Request: All records are to be retyped faithfully and completely.

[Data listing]
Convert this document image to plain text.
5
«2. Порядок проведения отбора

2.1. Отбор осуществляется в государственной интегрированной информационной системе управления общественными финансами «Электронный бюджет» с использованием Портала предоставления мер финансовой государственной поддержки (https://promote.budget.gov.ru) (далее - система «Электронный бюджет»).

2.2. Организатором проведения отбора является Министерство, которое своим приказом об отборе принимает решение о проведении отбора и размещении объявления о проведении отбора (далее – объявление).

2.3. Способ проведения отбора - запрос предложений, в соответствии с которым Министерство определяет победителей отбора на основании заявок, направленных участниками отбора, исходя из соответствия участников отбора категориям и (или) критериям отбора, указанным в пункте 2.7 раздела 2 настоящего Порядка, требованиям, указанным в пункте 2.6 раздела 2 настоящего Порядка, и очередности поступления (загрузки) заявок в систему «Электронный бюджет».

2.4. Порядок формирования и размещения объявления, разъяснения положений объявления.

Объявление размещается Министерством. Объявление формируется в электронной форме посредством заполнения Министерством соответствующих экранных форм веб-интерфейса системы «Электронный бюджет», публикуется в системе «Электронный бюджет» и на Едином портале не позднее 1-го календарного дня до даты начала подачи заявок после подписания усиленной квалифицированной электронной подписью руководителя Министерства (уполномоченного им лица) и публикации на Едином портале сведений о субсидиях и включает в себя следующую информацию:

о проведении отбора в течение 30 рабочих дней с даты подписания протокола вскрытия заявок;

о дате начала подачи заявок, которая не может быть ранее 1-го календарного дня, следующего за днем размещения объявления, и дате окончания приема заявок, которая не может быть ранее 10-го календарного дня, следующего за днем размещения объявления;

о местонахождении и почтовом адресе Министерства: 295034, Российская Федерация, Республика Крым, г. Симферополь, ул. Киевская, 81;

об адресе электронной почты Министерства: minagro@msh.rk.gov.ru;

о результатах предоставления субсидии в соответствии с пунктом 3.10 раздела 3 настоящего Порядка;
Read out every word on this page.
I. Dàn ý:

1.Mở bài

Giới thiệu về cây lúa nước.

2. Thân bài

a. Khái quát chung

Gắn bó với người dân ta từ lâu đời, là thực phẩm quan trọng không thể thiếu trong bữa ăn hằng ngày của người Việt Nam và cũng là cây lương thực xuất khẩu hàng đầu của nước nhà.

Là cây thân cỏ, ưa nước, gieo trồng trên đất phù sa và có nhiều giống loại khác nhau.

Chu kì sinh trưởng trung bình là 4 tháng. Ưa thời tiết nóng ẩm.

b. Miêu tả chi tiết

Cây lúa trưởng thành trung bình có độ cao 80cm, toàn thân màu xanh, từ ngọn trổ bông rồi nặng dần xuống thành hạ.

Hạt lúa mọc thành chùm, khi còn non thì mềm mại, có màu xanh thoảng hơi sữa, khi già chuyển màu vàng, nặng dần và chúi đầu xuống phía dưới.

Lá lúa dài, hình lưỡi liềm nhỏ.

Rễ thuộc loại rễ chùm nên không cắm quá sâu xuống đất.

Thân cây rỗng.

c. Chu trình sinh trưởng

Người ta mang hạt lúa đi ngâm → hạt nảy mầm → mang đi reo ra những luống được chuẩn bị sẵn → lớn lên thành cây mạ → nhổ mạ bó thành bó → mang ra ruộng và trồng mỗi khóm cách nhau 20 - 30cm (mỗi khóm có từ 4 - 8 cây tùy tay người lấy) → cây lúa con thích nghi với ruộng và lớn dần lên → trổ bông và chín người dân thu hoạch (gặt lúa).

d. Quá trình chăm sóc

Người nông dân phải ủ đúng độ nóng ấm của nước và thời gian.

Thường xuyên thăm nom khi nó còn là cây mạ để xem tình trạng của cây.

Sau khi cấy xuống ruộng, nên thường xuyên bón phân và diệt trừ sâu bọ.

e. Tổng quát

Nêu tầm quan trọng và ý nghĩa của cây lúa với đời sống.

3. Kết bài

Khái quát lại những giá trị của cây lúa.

Correct response:
Convert this document image to plain text.
5
«2. Порядок проведения отбора

2.1. Отбор осуществляется в государственной интегрированной информационной системе управления общественными финансами «Электронный бюджет» с использованием Портала предоставления мер финансовой государственной поддержки (https://promote.budget.gov.ru) (далее - система «Электронный бюджет»).

2.2. Организатором проведения отбора является Министерство, которое своим приказом об отборе принимает решение о проведении отбора и размещении объявления о проведении отбора (далее – объявление).

2.3. Способ проведения отбора - запрос предложений, в соответствии с которым Министерство определяет победителей отбора на основании заявок, направленных участниками отбора, исходя из соответствия участников отбора категориям и (или) критериям отбора, указанным в пункте 2.7 раздела 2 настоящего Порядка, требованиям, указанным в пункте 2.6 раздела 2 настоящего Порядка, и очередности поступления (загрузки) заявок в систему «Электронный бюджет».

2.4. Порядок формирования и размещения объявления, разъяснения положений объявления.

Объявление размещается Министерством. Объявление формируется в электронной форме посредством заполнения Министерством соответствующих экранных форм веб-интерфейса системы «Электронный бюджет», публикуется в системе «Электронный бюджет» и на Едином портале не позднее 1-го календарного дня до даты начала подачи заявок после подписания усиленной квалифицированной электронной подписью руководителя Министерства (уполномоченного им лица) и публикации на Едином портале сведений о субсидиях и включает в себя следующую информацию:

о проведении отбора в течение 30 рабочих дней с даты подписания протокола вскрытия заявок;

о дате начала подачи заявок, которая не может быть ранее 1-го календарного дня, следующего за днем размещения объявления, и дате окончания приема заявок, которая не может быть ранее 10-го календарного дня, следующего за днем размещения объявления;

о местонахождении и почтовом адресе Министерства: 295034, Российская Федерация, Республика Крым, г. Симферополь, ул. Киевская, 81;

об адресе электронной почты Министерства: minagro@msh.rk.gov.ru;

о результатах предоставления субсидии в соответствии с пунктом 3.10 раздела 3 настоящего Порядка;
Read out every word on this page.
I. Dàn ý:

1.Mở bài

Giới thiệu về cây lúa nước.

2. Thân bài

a. Khái quát chung

Gắn bó với người dân ta từ lâu đời, là thực phẩm quan trọng không thể thiếu trong bữa ăn hằng ngày của người Việt Nam và cũng là cây lương thực xuất khẩu hàng đầu của nước nhà.

Là cây thân cỏ, ưa nước, gieo trồng trên đất phù sa và có nhiều giống loại khác nhau.

Chu kì sinh trưởng trung bình là 4 tháng. Ưa thời tiết nóng ẩm.

b. Miêu tả chi tiết

Cây lúa trưởng thành trung bình có độ cao 80cm, toàn thân màu xanh, từ ngọn trổ bông rồi nặng dần xuống thành hạ.

Hạt lúa mọc thành chùm, khi còn non thì mềm mại, có màu xanh thoảng hơi sữa, khi già chuyển màu vàng, nặng dần và chúi đầu xuống phía dưới.

Lá lúa dài, hình lưỡi liềm nhỏ.

Rễ thuộc loại rễ chùm nên không cắm quá sâu xuống đất.

Thân cây rỗng.

c. Chu trình sinh trưởng

Người ta mang hạt lúa đi ngâm → hạt nảy mầm → mang đi reo ra những luống được chuẩn bị sẵn → lớn lên thành cây mạ → nhổ mạ bó thành bó → mang ra ruộng và trồng mỗi khóm cách nhau 20 - 30cm (mỗi khóm có từ 4 - 8 cây tùy tay người lấy) → cây lúa con thích nghi với ruộng và lớn dần lên → trổ bông và chín người dân thu hoạch (gặt lúa).

d. Quá trình chăm sóc

Người nông dân phải ủ đúng độ nóng ấm của nước và thời gian.

Thường xuyên thăm nom khi nó còn là cây mạ để xem tình trạng của cây.

Sau khi cấy xuống ruộng, nên thường xuyên bón phân và diệt trừ sâu bọ.

e. Tổng quát

Nêu tầm quan trọng và ý nghĩa của cây lúa với đời sống.

3. Kết bài

Khái quát lại những giá trị của cây lúa.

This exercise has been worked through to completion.